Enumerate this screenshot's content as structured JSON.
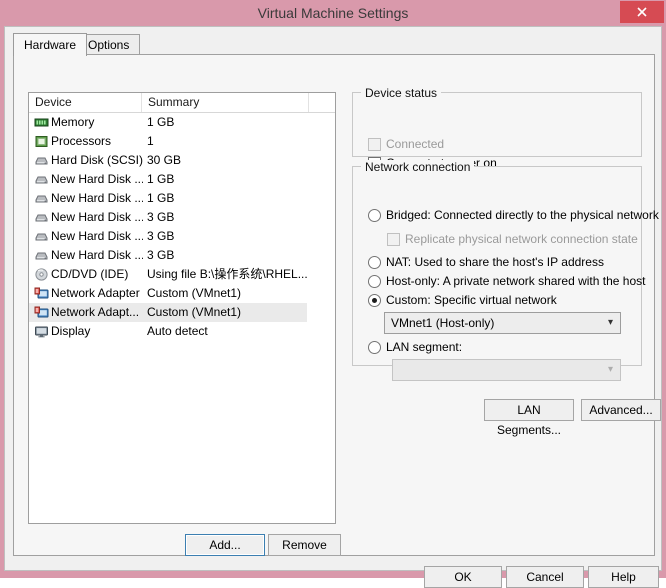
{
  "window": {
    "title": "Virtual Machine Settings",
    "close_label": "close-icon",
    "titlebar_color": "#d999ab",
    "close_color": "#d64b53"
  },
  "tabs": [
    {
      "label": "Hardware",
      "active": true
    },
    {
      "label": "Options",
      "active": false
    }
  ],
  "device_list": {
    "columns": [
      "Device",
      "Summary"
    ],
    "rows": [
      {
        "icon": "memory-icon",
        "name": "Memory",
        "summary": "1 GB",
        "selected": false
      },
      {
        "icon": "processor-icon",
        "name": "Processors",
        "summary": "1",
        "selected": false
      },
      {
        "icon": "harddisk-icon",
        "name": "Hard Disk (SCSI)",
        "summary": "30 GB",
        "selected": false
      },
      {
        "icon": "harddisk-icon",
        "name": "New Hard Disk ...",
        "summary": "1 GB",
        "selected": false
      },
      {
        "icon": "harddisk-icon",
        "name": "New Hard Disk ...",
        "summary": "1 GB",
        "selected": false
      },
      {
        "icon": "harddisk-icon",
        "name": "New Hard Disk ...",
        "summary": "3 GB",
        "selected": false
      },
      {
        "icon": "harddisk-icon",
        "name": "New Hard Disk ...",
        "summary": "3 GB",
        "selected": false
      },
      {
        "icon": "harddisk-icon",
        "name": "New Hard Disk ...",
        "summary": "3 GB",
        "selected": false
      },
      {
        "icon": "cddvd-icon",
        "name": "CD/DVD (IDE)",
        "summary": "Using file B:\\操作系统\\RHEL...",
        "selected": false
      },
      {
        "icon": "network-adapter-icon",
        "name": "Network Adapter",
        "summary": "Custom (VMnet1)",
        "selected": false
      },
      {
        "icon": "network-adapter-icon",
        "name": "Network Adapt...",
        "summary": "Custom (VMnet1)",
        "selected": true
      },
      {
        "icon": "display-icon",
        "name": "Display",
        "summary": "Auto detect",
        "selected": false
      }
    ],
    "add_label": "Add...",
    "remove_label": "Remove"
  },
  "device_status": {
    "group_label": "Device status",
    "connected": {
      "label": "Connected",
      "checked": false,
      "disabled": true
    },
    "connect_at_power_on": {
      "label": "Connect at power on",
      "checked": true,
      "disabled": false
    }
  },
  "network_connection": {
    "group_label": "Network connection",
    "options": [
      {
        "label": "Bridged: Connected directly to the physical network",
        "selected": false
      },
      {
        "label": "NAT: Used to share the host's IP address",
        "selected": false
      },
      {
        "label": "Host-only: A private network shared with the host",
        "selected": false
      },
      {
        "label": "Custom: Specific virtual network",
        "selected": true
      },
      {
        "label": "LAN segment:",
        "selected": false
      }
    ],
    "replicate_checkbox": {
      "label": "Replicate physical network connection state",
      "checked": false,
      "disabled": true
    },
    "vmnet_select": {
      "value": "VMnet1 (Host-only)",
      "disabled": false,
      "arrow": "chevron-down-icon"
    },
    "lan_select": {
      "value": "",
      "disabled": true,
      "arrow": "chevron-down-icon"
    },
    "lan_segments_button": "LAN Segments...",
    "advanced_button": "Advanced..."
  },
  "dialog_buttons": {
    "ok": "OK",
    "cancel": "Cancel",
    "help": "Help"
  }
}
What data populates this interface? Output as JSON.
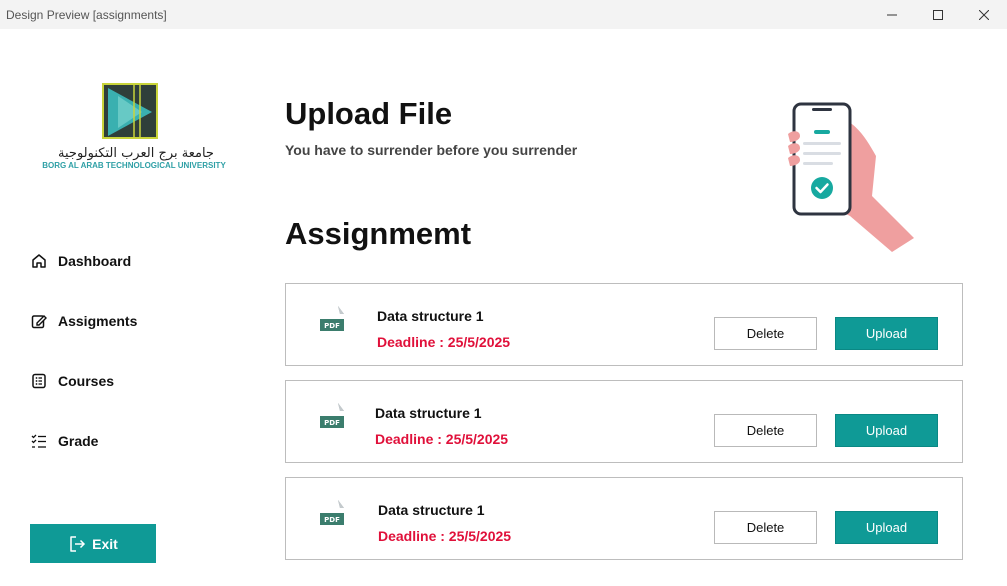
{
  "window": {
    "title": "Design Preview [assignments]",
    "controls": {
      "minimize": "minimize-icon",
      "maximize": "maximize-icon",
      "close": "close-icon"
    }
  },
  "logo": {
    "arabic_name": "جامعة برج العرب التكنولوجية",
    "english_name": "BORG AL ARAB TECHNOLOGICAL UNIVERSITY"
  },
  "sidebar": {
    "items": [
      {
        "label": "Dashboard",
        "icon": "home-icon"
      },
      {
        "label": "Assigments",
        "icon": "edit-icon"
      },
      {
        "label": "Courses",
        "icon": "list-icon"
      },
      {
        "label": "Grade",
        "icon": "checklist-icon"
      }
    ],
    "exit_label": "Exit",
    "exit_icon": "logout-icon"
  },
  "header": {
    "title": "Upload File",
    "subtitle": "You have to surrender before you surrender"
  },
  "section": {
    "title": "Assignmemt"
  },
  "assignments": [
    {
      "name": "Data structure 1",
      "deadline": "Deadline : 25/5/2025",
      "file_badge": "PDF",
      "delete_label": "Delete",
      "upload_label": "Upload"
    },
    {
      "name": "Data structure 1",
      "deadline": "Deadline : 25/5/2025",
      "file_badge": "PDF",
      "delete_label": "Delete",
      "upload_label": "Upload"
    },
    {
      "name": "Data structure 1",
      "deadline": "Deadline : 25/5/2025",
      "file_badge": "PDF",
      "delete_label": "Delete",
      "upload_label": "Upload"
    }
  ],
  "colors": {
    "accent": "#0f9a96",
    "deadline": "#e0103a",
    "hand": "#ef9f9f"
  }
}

----

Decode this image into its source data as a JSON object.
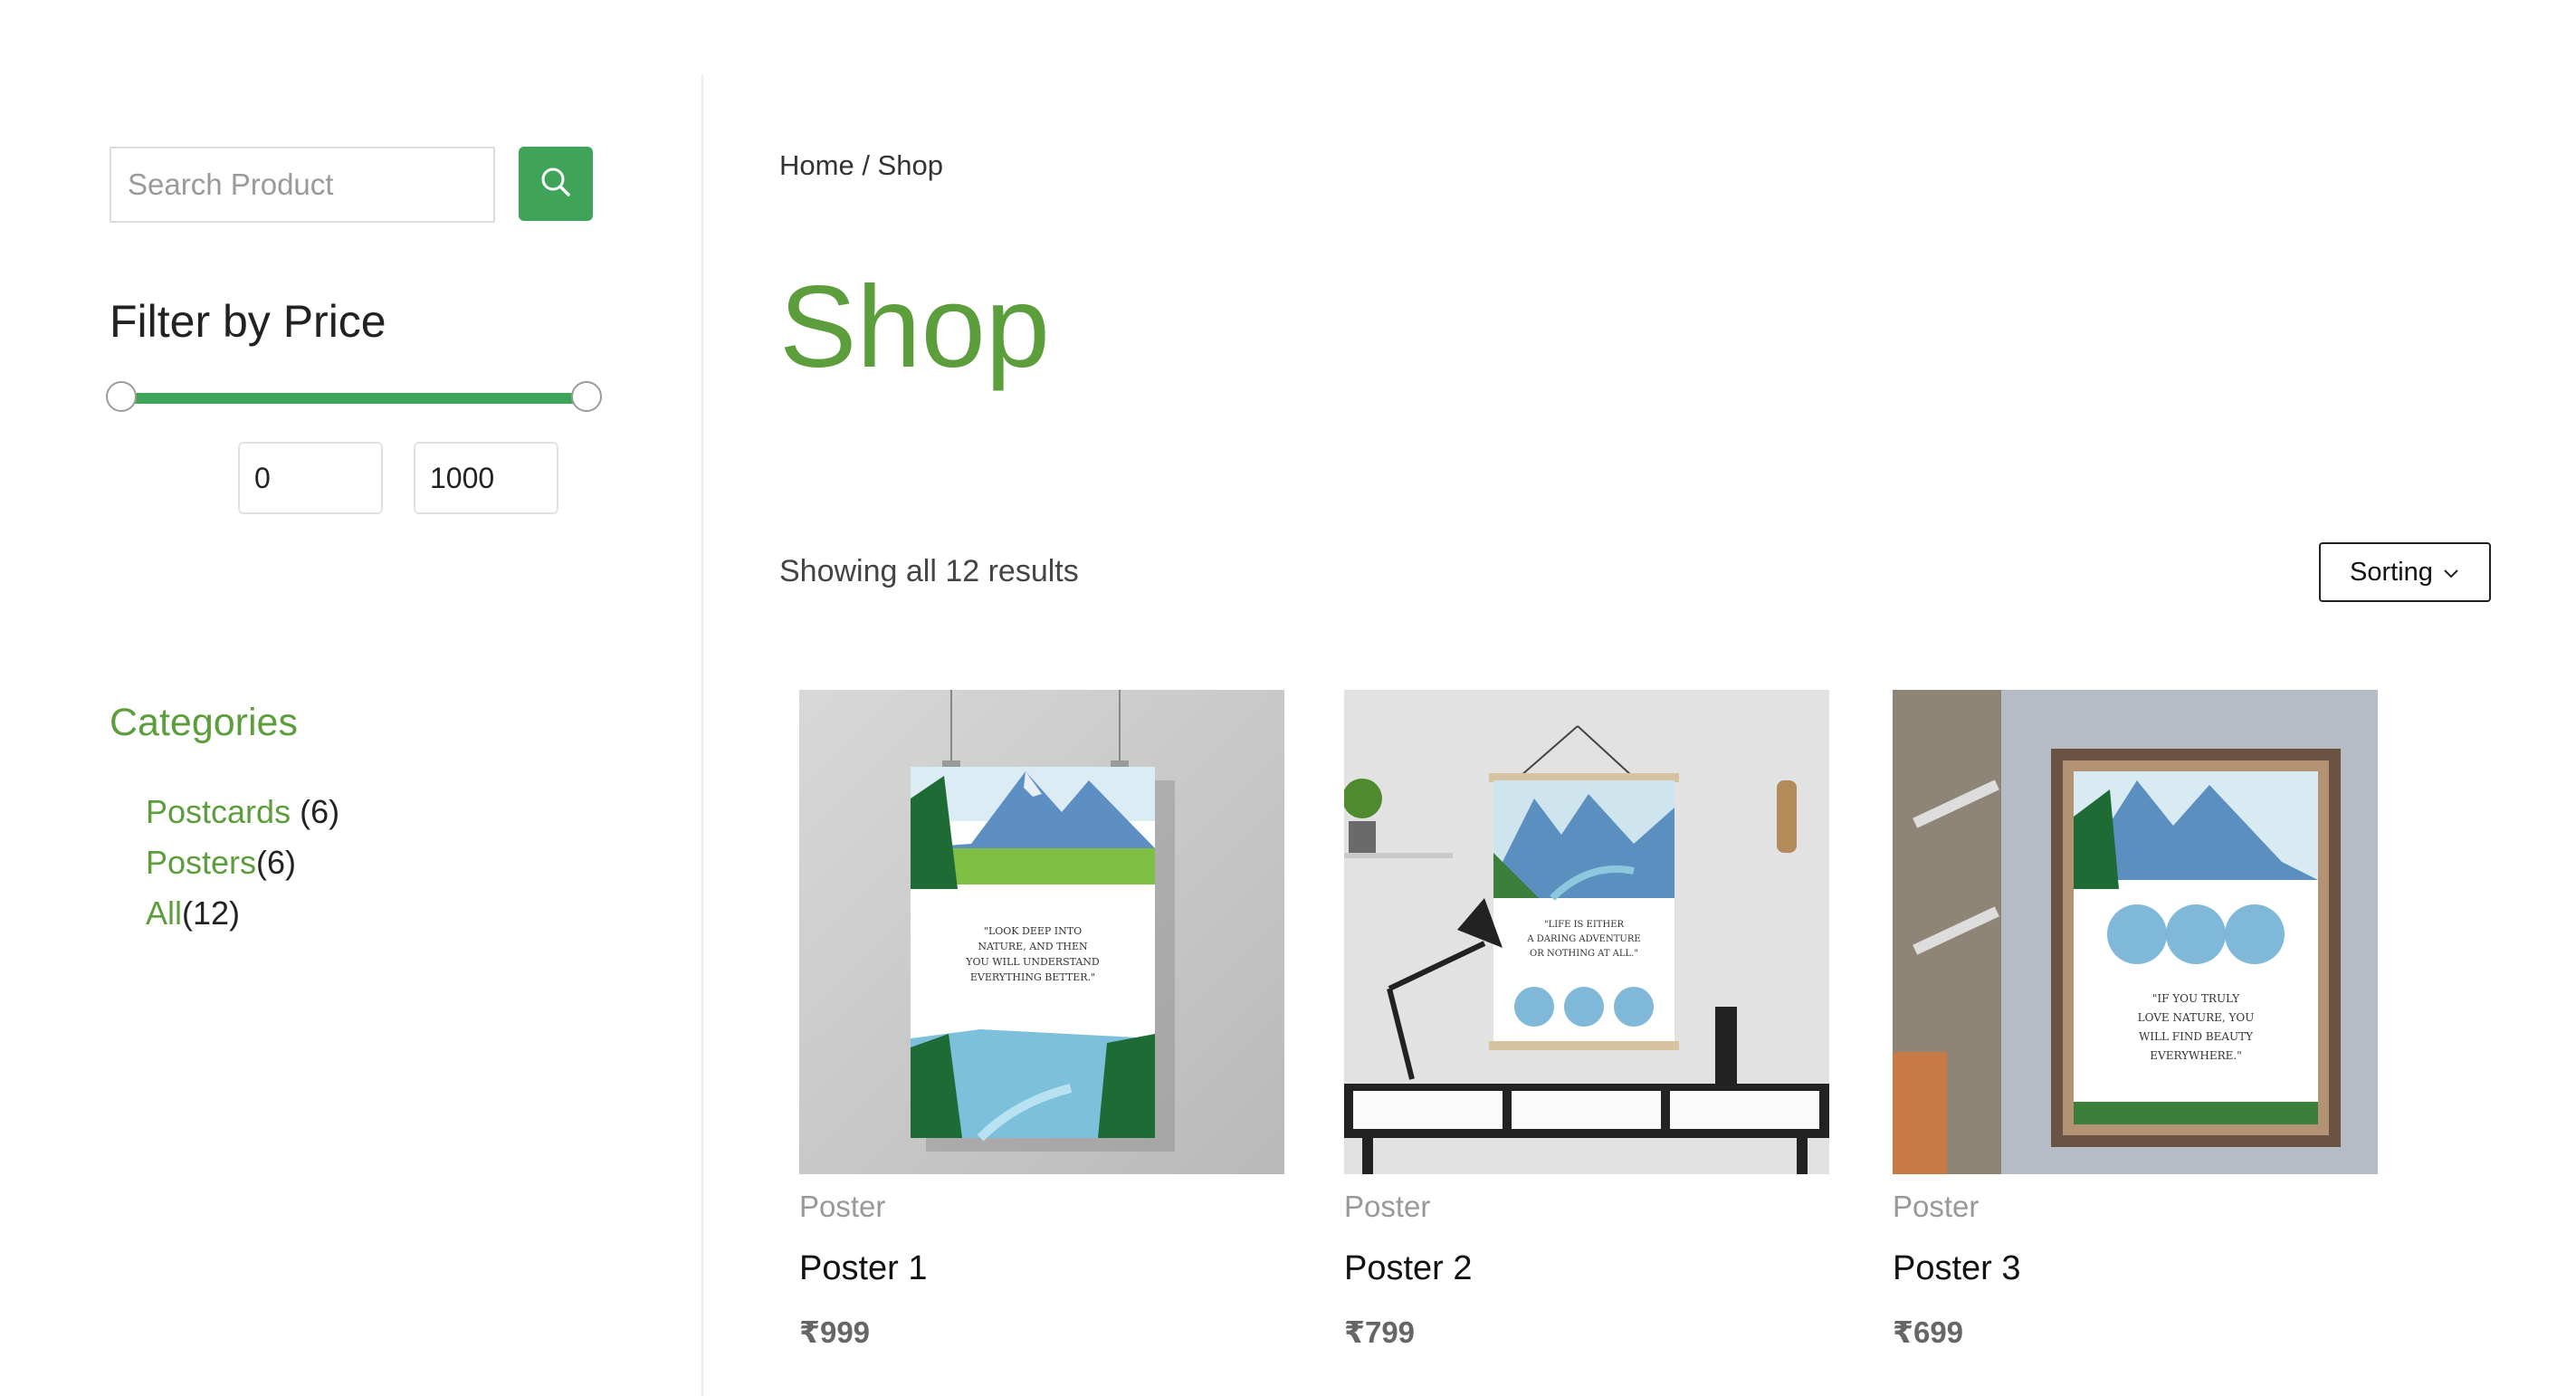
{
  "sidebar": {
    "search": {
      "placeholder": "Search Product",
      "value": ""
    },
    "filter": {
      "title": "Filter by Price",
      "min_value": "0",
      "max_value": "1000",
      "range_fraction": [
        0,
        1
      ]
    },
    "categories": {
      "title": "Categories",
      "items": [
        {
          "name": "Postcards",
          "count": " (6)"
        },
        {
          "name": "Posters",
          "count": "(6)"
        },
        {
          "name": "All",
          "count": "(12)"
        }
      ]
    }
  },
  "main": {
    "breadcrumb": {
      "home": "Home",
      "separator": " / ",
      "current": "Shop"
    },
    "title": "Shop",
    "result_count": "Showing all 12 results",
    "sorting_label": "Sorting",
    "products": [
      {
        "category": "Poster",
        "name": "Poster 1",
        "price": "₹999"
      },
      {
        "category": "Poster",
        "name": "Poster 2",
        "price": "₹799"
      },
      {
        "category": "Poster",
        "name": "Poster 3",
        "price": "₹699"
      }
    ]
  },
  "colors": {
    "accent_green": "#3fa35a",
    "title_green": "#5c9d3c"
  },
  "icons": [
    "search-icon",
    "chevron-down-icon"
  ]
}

----

§ **What the exercise asks**:
Search the records for the word "assignments". Copy every line that has it.

§ **Final answer**:
    "title": "Design Preview [assignments]",
  "assignments": [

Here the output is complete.